Task goal: Give the number of lines in the entries that contain "activity". State only the count.

Given data:
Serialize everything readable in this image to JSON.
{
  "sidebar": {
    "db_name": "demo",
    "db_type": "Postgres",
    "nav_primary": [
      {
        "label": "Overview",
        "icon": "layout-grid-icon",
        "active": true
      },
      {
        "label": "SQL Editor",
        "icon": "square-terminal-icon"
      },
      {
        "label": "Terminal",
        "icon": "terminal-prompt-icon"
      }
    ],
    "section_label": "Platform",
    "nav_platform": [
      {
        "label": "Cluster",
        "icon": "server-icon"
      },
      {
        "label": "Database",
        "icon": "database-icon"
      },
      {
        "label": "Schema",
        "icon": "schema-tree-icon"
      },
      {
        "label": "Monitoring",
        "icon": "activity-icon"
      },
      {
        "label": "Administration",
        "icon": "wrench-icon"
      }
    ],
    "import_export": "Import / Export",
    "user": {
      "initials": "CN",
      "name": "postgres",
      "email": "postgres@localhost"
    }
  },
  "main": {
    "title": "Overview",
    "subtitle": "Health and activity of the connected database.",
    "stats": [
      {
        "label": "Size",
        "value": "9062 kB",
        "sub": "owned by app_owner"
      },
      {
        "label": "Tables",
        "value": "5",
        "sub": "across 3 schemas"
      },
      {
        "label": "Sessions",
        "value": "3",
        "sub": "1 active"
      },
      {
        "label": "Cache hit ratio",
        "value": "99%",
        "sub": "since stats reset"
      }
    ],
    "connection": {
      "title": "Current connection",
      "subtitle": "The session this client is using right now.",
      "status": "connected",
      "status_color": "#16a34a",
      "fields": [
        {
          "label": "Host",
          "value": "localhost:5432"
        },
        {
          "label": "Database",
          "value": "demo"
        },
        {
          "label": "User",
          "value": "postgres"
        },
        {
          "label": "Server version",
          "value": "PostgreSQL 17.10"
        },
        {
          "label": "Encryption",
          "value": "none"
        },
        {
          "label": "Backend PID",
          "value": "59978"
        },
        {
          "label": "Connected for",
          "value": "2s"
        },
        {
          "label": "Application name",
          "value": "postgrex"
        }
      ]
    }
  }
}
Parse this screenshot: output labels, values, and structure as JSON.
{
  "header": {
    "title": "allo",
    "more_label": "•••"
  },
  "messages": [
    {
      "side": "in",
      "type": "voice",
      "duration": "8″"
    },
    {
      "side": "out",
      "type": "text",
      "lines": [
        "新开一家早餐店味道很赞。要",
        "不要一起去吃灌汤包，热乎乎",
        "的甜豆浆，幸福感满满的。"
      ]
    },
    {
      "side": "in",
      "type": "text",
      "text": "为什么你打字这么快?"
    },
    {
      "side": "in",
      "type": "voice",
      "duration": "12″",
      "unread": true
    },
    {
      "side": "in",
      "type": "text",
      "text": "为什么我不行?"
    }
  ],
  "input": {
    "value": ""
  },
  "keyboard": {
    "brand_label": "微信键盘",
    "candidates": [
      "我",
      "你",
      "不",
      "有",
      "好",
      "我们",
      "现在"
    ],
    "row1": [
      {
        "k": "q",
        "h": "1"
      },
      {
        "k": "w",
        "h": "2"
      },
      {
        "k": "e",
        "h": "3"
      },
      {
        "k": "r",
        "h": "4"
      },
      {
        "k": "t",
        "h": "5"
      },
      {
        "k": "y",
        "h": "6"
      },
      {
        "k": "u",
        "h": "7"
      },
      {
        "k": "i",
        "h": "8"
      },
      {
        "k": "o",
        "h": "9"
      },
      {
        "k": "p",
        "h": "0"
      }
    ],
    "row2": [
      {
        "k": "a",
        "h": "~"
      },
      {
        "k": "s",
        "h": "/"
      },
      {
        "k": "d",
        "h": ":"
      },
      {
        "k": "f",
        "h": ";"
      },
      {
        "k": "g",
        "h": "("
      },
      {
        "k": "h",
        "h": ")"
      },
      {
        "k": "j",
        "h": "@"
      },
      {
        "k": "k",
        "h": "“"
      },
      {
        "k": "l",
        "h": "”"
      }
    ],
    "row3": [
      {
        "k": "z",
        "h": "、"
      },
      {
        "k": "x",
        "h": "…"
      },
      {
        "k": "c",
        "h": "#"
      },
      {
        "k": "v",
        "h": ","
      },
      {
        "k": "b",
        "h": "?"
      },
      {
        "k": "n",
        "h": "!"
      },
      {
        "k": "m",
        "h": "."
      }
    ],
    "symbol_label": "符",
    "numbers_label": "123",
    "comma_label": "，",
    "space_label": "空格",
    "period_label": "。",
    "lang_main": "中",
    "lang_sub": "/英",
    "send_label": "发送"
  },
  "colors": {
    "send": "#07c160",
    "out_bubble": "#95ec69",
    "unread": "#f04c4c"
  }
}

Response below: 2